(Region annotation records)
------------------------------

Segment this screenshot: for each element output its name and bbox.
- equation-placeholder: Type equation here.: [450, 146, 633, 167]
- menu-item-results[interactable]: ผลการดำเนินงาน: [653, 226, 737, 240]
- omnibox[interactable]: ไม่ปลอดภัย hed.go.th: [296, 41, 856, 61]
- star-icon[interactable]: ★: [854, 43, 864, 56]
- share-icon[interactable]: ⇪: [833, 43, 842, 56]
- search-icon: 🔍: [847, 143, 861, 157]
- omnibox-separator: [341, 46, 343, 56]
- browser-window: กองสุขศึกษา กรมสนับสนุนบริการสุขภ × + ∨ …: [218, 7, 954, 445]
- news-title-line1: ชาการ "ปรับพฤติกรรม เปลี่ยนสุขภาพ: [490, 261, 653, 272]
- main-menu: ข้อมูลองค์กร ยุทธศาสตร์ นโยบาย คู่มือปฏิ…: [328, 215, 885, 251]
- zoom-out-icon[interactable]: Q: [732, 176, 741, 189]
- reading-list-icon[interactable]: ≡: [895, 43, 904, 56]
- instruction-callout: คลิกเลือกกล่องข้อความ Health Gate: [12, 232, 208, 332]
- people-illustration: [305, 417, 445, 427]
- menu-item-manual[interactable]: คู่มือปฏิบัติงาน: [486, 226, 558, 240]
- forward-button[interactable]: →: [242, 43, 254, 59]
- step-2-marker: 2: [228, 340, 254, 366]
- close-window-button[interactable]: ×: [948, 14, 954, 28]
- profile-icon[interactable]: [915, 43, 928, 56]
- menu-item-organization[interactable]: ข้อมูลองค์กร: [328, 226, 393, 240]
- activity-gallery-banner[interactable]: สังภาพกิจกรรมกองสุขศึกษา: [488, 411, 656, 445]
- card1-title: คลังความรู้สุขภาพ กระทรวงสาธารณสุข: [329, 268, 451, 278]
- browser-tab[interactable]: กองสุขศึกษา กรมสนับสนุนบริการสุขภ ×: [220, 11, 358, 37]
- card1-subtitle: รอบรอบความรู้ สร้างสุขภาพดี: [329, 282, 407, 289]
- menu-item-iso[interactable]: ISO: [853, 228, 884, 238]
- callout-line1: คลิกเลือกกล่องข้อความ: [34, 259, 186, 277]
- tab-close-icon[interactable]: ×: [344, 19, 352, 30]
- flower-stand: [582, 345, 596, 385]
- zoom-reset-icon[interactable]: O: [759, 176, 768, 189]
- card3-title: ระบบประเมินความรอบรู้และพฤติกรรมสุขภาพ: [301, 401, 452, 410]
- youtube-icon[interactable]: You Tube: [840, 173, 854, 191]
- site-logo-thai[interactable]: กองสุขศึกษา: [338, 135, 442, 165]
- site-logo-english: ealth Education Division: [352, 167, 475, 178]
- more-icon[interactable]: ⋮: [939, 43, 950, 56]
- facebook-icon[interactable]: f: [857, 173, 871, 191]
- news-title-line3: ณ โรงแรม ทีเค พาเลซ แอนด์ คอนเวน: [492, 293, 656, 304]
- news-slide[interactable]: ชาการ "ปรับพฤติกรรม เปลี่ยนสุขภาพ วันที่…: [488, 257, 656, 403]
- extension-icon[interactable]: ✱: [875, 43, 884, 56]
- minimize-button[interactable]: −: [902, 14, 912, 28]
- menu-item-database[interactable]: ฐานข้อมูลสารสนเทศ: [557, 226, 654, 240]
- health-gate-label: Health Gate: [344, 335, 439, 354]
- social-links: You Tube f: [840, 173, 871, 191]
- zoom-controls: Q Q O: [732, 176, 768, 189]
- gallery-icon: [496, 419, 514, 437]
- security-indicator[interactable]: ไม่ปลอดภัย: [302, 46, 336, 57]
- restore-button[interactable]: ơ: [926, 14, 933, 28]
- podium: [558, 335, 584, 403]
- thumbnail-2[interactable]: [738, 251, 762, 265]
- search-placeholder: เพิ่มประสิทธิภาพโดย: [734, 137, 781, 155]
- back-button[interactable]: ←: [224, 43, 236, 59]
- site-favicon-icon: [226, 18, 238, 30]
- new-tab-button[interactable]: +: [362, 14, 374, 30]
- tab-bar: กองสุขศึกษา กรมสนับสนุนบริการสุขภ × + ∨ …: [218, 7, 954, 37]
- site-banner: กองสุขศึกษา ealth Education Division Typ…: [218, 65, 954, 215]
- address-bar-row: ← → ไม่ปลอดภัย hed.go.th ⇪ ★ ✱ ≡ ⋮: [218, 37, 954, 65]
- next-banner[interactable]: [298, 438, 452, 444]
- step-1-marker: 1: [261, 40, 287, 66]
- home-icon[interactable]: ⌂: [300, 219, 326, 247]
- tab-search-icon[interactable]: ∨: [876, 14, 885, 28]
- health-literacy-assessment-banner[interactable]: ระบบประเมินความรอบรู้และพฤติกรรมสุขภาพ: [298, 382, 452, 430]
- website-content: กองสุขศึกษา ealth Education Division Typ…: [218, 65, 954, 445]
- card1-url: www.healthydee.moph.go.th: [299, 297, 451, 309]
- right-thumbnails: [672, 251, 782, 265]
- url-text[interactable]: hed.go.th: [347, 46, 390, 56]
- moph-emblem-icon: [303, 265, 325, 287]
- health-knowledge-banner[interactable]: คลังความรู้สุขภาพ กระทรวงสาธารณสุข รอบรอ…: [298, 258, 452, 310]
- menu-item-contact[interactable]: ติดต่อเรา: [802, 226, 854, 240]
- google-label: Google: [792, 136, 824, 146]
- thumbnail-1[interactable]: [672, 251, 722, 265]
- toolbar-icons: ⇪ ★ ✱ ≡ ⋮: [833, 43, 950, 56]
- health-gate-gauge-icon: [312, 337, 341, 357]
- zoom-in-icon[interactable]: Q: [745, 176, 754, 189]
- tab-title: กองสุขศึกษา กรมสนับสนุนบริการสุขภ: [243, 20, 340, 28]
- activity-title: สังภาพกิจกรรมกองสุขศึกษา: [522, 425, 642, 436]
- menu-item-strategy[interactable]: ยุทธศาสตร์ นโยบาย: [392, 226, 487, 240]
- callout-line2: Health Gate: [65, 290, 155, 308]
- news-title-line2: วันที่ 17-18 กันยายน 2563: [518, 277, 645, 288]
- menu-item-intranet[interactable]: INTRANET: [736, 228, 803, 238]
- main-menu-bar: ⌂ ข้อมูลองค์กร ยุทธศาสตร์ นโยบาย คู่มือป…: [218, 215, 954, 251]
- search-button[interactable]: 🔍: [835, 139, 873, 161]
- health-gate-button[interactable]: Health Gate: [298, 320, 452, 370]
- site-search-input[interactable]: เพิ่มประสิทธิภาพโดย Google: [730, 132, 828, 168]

------------------------------

» **To do**: Reproduce every line of the records above, unchanged, character for character.

» **Solution**:
Segment this screenshot: for each element output its name and bbox.
- equation-placeholder: Type equation here.: [450, 146, 633, 167]
- menu-item-results[interactable]: ผลการดำเนินงาน: [653, 226, 737, 240]
- omnibox[interactable]: ไม่ปลอดภัย hed.go.th: [296, 41, 856, 61]
- star-icon[interactable]: ★: [854, 43, 864, 56]
- share-icon[interactable]: ⇪: [833, 43, 842, 56]
- search-icon: 🔍: [847, 143, 861, 157]
- omnibox-separator: [341, 46, 343, 56]
- browser-window: กองสุขศึกษา กรมสนับสนุนบริการสุขภ × + ∨ …: [218, 7, 954, 445]
- news-title-line1: ชาการ "ปรับพฤติกรรม เปลี่ยนสุขภาพ: [490, 261, 653, 272]
- main-menu: ข้อมูลองค์กร ยุทธศาสตร์ นโยบาย คู่มือปฏิ…: [328, 215, 885, 251]
- zoom-out-icon[interactable]: Q: [732, 176, 741, 189]
- reading-list-icon[interactable]: ≡: [895, 43, 904, 56]
- instruction-callout: คลิกเลือกกล่องข้อความ Health Gate: [12, 232, 208, 332]
- people-illustration: [305, 417, 445, 427]
- menu-item-manual[interactable]: คู่มือปฏิบัติงาน: [486, 226, 558, 240]
- forward-button[interactable]: →: [242, 43, 254, 59]
- step-2-marker: 2: [228, 340, 254, 366]
- close-window-button[interactable]: ×: [948, 14, 954, 28]
- profile-icon[interactable]: [915, 43, 928, 56]
- menu-item-organization[interactable]: ข้อมูลองค์กร: [328, 226, 393, 240]
- activity-gallery-banner[interactable]: สังภาพกิจกรรมกองสุขศึกษา: [488, 411, 656, 445]
- card1-title: คลังความรู้สุขภาพ กระทรวงสาธารณสุข: [329, 268, 451, 278]
- browser-tab[interactable]: กองสุขศึกษา กรมสนับสนุนบริการสุขภ ×: [220, 11, 358, 37]
- card1-subtitle: รอบรอบความรู้ สร้างสุขภาพดี: [329, 282, 407, 289]
- menu-item-iso[interactable]: ISO: [853, 228, 884, 238]
- callout-line1: คลิกเลือกกล่องข้อความ: [34, 259, 186, 277]
- tab-close-icon[interactable]: ×: [344, 19, 352, 30]
- flower-stand: [582, 345, 596, 385]
- zoom-reset-icon[interactable]: O: [759, 176, 768, 189]
- card3-title: ระบบประเมินความรอบรู้และพฤติกรรมสุขภาพ: [301, 401, 452, 410]
- youtube-icon[interactable]: You Tube: [840, 173, 854, 191]
- site-logo-thai[interactable]: กองสุขศึกษา: [338, 135, 442, 165]
- site-logo-english: ealth Education Division: [352, 167, 475, 178]
- more-icon[interactable]: ⋮: [939, 43, 950, 56]
- facebook-icon[interactable]: f: [857, 173, 871, 191]
- news-title-line3: ณ โรงแรม ทีเค พาเลซ แอนด์ คอนเวน: [492, 293, 656, 304]
- news-slide[interactable]: ชาการ "ปรับพฤติกรรม เปลี่ยนสุขภาพ วันที่…: [488, 257, 656, 403]
- extension-icon[interactable]: ✱: [875, 43, 884, 56]
- minimize-button[interactable]: −: [902, 14, 912, 28]
- menu-item-database[interactable]: ฐานข้อมูลสารสนเทศ: [557, 226, 654, 240]
- health-gate-label: Health Gate: [344, 335, 439, 354]
- social-links: You Tube f: [840, 173, 871, 191]
- zoom-controls: Q Q O: [732, 176, 768, 189]
- gallery-icon: [496, 419, 514, 437]
- security-indicator[interactable]: ไม่ปลอดภัย: [302, 46, 336, 57]
- restore-button[interactable]: ơ: [926, 14, 933, 28]
- podium: [558, 335, 584, 403]
- thumbnail-2[interactable]: [738, 251, 762, 265]
- search-placeholder: เพิ่มประสิทธิภาพโดย: [734, 137, 781, 155]
- back-button[interactable]: ←: [224, 43, 236, 59]
- site-favicon-icon: [226, 18, 238, 30]
- new-tab-button[interactable]: +: [362, 14, 374, 30]
- tab-bar: กองสุขศึกษา กรมสนับสนุนบริการสุขภ × + ∨ …: [218, 7, 954, 37]
- site-banner: กองสุขศึกษา ealth Education Division Typ…: [218, 65, 954, 215]
- address-bar-row: ← → ไม่ปลอดภัย hed.go.th ⇪ ★ ✱ ≡ ⋮: [218, 37, 954, 65]
- next-banner[interactable]: [298, 438, 452, 444]
- step-1-marker: 1: [261, 40, 287, 66]
- home-icon[interactable]: ⌂: [300, 219, 326, 247]
- tab-search-icon[interactable]: ∨: [876, 14, 885, 28]
- health-literacy-assessment-banner[interactable]: ระบบประเมินความรอบรู้และพฤติกรรมสุขภาพ: [298, 382, 452, 430]
- website-content: กองสุขศึกษา ealth Education Division Typ…: [218, 65, 954, 445]
- card1-url: www.healthydee.moph.go.th: [299, 297, 451, 309]
- right-thumbnails: [672, 251, 782, 265]
- url-text[interactable]: hed.go.th: [347, 46, 390, 56]
- moph-emblem-icon: [303, 265, 325, 287]
- health-knowledge-banner[interactable]: คลังความรู้สุขภาพ กระทรวงสาธารณสุข รอบรอ…: [298, 258, 452, 310]
- menu-item-contact[interactable]: ติดต่อเรา: [802, 226, 854, 240]
- google-label: Google: [792, 136, 824, 146]
- thumbnail-1[interactable]: [672, 251, 722, 265]
- toolbar-icons: ⇪ ★ ✱ ≡ ⋮: [833, 43, 950, 56]
- health-gate-gauge-icon: [312, 337, 341, 357]
- zoom-in-icon[interactable]: Q: [745, 176, 754, 189]
- tab-title: กองสุขศึกษา กรมสนับสนุนบริการสุขภ: [243, 20, 340, 28]
- activity-title: สังภาพกิจกรรมกองสุขศึกษา: [522, 425, 642, 436]
- menu-item-strategy[interactable]: ยุทธศาสตร์ นโยบาย: [392, 226, 487, 240]
- callout-line2: Health Gate: [65, 290, 155, 308]
- news-title-line2: วันที่ 17-18 กันยายน 2563: [518, 277, 645, 288]
- menu-item-intranet[interactable]: INTRANET: [736, 228, 803, 238]
- main-menu-bar: ⌂ ข้อมูลองค์กร ยุทธศาสตร์ นโยบาย คู่มือป…: [218, 215, 954, 251]
- search-button[interactable]: 🔍: [835, 139, 873, 161]
- health-gate-button[interactable]: Health Gate: [298, 320, 452, 370]
- site-search-input[interactable]: เพิ่มประสิทธิภาพโดย Google: [730, 132, 828, 168]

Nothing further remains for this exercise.